• **REQUIREMENTS**
Print each line of the listing once more, precisely as given.

Figure record listings:
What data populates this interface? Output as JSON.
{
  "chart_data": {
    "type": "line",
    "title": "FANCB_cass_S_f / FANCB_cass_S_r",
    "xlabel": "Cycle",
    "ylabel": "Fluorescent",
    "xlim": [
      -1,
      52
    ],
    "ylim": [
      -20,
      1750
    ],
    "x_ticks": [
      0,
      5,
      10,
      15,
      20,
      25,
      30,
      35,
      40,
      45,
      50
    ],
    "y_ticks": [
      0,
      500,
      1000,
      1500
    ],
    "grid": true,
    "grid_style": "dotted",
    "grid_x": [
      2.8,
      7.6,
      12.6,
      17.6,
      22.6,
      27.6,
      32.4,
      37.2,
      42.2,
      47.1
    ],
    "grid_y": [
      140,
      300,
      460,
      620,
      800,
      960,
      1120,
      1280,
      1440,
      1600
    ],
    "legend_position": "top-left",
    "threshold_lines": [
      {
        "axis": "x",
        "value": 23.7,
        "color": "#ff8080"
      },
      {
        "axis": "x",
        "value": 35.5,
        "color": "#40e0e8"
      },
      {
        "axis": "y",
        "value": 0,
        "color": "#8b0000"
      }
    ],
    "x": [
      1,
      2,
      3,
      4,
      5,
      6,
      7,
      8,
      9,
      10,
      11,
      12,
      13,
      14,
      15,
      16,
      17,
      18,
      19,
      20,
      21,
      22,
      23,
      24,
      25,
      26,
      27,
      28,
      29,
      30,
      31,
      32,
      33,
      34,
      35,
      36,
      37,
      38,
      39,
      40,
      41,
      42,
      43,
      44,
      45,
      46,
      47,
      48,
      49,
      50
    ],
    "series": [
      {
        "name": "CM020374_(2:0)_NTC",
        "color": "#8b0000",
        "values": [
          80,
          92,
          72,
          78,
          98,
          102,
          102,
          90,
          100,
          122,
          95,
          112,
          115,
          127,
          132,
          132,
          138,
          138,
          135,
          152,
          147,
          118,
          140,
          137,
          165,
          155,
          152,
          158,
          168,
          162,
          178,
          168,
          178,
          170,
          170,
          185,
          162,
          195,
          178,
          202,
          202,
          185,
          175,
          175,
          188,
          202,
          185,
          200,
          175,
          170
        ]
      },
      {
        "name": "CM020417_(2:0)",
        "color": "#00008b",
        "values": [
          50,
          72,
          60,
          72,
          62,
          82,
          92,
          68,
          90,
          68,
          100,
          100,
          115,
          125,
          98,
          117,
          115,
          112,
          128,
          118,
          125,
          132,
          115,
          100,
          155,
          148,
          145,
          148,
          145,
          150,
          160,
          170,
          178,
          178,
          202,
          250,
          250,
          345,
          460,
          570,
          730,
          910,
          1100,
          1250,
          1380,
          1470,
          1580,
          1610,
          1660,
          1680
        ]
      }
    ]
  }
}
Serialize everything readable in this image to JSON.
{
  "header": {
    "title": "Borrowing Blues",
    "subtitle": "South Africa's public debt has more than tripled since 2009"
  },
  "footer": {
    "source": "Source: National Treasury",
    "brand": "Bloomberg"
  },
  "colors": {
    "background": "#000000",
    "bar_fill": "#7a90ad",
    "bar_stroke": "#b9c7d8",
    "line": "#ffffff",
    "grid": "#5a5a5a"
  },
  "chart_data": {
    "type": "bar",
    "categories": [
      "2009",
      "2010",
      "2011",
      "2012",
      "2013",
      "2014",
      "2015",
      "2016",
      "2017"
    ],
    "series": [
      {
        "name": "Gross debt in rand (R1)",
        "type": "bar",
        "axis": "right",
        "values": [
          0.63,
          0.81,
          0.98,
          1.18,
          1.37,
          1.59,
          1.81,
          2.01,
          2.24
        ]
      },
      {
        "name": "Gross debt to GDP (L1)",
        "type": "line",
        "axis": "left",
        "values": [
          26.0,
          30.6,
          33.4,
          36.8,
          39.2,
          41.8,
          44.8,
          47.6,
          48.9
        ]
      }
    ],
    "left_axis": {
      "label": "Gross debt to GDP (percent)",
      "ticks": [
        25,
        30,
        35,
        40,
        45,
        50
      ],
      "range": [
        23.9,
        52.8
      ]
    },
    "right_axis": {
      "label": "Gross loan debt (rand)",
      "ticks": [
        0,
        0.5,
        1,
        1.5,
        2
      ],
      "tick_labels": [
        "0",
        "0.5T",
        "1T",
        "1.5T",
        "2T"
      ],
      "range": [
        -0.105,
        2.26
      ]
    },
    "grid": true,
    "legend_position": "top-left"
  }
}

• **ANSWER TO THIS TASK**
What data populates this interface? Output as JSON.
{
  "chart_data": {
    "type": "line",
    "title": "FANCB_cass_S_f / FANCB_cass_S_r",
    "xlabel": "Cycle",
    "ylabel": "Fluorescent",
    "xlim": [
      -1,
      52
    ],
    "ylim": [
      -20,
      1750
    ],
    "x_ticks": [
      0,
      5,
      10,
      15,
      20,
      25,
      30,
      35,
      40,
      45,
      50
    ],
    "y_ticks": [
      0,
      500,
      1000,
      1500
    ],
    "grid": true,
    "grid_style": "dotted",
    "grid_x": [
      2.8,
      7.6,
      12.6,
      17.6,
      22.6,
      27.6,
      32.4,
      37.2,
      42.2,
      47.1
    ],
    "grid_y": [
      140,
      300,
      460,
      620,
      800,
      960,
      1120,
      1280,
      1440,
      1600
    ],
    "legend_position": "top-left",
    "threshold_lines": [
      {
        "axis": "x",
        "value": 23.7,
        "color": "#ff8080"
      },
      {
        "axis": "x",
        "value": 35.5,
        "color": "#40e0e8"
      },
      {
        "axis": "y",
        "value": 0,
        "color": "#8b0000"
      }
    ],
    "x": [
      1,
      2,
      3,
      4,
      5,
      6,
      7,
      8,
      9,
      10,
      11,
      12,
      13,
      14,
      15,
      16,
      17,
      18,
      19,
      20,
      21,
      22,
      23,
      24,
      25,
      26,
      27,
      28,
      29,
      30,
      31,
      32,
      33,
      34,
      35,
      36,
      37,
      38,
      39,
      40,
      41,
      42,
      43,
      44,
      45,
      46,
      47,
      48,
      49,
      50
    ],
    "series": [
      {
        "name": "CM020374_(2:0)_NTC",
        "color": "#8b0000",
        "values": [
          80,
          92,
          72,
          78,
          98,
          102,
          102,
          90,
          100,
          122,
          95,
          112,
          115,
          127,
          132,
          132,
          138,
          138,
          135,
          152,
          147,
          118,
          140,
          137,
          165,
          155,
          152,
          158,
          168,
          162,
          178,
          168,
          178,
          170,
          170,
          185,
          162,
          195,
          178,
          202,
          202,
          185,
          175,
          175,
          188,
          202,
          185,
          200,
          175,
          170
        ]
      },
      {
        "name": "CM020417_(2:0)",
        "color": "#00008b",
        "values": [
          50,
          72,
          60,
          72,
          62,
          82,
          92,
          68,
          90,
          68,
          100,
          100,
          115,
          125,
          98,
          117,
          115,
          112,
          128,
          118,
          125,
          132,
          115,
          100,
          155,
          148,
          145,
          148,
          145,
          150,
          160,
          170,
          178,
          178,
          202,
          250,
          250,
          345,
          460,
          570,
          730,
          910,
          1100,
          1250,
          1380,
          1470,
          1580,
          1610,
          1660,
          1680
        ]
      }
    ]
  }
}
Serialize everything readable in this image to JSON.
{
  "header": {
    "title": "Borrowing Blues",
    "subtitle": "South Africa's public debt has more than tripled since 2009"
  },
  "footer": {
    "source": "Source: National Treasury",
    "brand": "Bloomberg"
  },
  "colors": {
    "background": "#000000",
    "bar_fill": "#7a90ad",
    "bar_stroke": "#b9c7d8",
    "line": "#ffffff",
    "grid": "#5a5a5a"
  },
  "chart_data": {
    "type": "bar",
    "categories": [
      "2009",
      "2010",
      "2011",
      "2012",
      "2013",
      "2014",
      "2015",
      "2016",
      "2017"
    ],
    "series": [
      {
        "name": "Gross debt in rand (R1)",
        "type": "bar",
        "axis": "right",
        "values": [
          0.63,
          0.81,
          0.98,
          1.18,
          1.37,
          1.59,
          1.81,
          2.01,
          2.24
        ]
      },
      {
        "name": "Gross debt to GDP (L1)",
        "type": "line",
        "axis": "left",
        "values": [
          26.0,
          30.6,
          33.4,
          36.8,
          39.2,
          41.8,
          44.8,
          47.6,
          48.9
        ]
      }
    ],
    "left_axis": {
      "label": "Gross debt to GDP (percent)",
      "ticks": [
        25,
        30,
        35,
        40,
        45,
        50
      ],
      "range": [
        23.9,
        52.8
      ]
    },
    "right_axis": {
      "label": "Gross loan debt (rand)",
      "ticks": [
        0,
        0.5,
        1,
        1.5,
        2
      ],
      "tick_labels": [
        "0",
        "0.5T",
        "1T",
        "1.5T",
        "2T"
      ],
      "range": [
        -0.105,
        2.26
      ]
    },
    "grid": true,
    "legend_position": "top-left"
  }
}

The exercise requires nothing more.